■ Quoted text:
__________________________________________________
Sitting or Squatting - Libuyu & Lusaka, Zambia



Visiting households and their toilets, constructed and delivered as part of the Devolution Trust Fund’s Libuyu Sanitation Project in Livingstone. Successful pre-fabrication, quick construction (one or two days a householder reported) and an affordable charge to the household: $100 being reported as opposed to the approx. $1,000 the mason individually built prototypes are costing for Lusaka Mtendere households. No information yet as to what the prefabs cost the project.


Note the squat type toilet which also enables a shower to be installed in the same unit (pipe can just be seen on the outside of the unit …. though disconnected in this one). Household surveys in Lusaka showed that although present sanitation in Mtendere was overwhelmingly pit latrines with squat holes, willingness to pay was only for pedestal/sitting toilets. Which therefore meant a shower had to be in an additional room, all adding to the cost. And a presumption that it will lead to later problems for some users in not being able to clear their bowels so easily, the body being designed to defecate in a squatting position.
__________________________________________________
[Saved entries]
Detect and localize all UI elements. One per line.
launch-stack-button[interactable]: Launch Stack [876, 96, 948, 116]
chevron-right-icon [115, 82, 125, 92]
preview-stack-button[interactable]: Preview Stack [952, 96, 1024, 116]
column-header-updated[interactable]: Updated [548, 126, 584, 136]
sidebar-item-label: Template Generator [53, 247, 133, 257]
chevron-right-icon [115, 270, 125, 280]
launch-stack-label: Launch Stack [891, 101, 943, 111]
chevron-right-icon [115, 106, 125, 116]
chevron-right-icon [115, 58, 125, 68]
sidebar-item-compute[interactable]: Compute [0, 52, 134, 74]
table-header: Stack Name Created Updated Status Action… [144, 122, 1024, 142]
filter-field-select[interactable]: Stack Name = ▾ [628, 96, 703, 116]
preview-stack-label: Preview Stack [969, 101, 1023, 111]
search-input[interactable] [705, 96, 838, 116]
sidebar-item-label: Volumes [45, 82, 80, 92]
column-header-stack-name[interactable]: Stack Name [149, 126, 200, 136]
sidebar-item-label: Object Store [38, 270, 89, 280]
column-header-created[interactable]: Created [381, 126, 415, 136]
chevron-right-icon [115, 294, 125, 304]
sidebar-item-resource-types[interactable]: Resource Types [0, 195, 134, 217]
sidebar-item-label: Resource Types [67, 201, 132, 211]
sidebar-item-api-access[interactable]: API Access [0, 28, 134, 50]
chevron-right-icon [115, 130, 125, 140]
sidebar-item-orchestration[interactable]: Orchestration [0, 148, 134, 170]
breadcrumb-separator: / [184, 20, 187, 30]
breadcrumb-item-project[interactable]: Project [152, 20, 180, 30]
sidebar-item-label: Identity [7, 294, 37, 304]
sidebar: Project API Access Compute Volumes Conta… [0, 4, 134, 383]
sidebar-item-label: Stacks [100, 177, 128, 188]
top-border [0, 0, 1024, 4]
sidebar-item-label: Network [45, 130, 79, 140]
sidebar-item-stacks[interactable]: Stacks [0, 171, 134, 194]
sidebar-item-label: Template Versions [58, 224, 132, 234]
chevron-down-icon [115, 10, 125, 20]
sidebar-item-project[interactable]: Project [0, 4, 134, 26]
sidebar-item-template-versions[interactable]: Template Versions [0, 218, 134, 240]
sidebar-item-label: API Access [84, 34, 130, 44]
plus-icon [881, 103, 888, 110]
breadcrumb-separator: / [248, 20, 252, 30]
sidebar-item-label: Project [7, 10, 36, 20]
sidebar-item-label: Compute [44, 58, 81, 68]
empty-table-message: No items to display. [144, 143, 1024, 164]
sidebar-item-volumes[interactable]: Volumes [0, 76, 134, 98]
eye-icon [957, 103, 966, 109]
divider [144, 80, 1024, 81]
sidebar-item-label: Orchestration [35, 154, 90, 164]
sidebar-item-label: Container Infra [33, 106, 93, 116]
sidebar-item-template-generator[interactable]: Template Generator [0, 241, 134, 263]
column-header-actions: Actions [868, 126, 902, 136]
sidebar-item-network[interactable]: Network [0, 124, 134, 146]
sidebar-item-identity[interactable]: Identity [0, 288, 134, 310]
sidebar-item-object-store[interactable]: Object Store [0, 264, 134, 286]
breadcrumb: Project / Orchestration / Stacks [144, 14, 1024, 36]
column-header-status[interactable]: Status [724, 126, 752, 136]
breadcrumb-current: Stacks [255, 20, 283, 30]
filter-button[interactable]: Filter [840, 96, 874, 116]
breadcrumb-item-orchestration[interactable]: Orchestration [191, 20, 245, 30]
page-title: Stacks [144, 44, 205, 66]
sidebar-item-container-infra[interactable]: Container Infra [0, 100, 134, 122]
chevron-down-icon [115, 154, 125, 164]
__________________________________________________
■ Jobs:
1 - Copy out the records from their first line through the line that contains "chevron-right-icon [115, 270, 125, 280]", both ends included.
2 - Continue the piece on sitting and squatting toilets in Libuyu and Lusaka from the point where it stops.

■ Solved tasks:
1 -
Detect and localize all UI elements. One per line.
launch-stack-button[interactable]: Launch Stack [876, 96, 948, 116]
chevron-right-icon [115, 82, 125, 92]
preview-stack-button[interactable]: Preview Stack [952, 96, 1024, 116]
column-header-updated[interactable]: Updated [548, 126, 584, 136]
sidebar-item-label: Template Generator [53, 247, 133, 257]
chevron-right-icon [115, 270, 125, 280]

2 -
LWSC colleagues also reported that their experience of squat plate design toilets also leads to much more sand and grit entering into the sewer, coming off people’s feet and easily washed into the trap. I was recommending the squat plate and shower to minimise costs in both sanitaryware and rooms and to have the benefit of the shower water to keep the toilet cleaner. Pedestal toilets are also prone to misuse and breakage.

All the new NGO built prototype toilets for the project in Mtendere have pedestals.


But we found one existing (school staff) toilet which seemed to have found a way to combine the two approaches, that is with platform ‘footrests’ on either side of the pedestal which seemed to allow (I tried) for sitting or squatting, as the user prefers. Though note that there is no toilet seat, as appears usual for pedestal toilets in practice in such settings, being so easily damaged and relatively expensive to replace.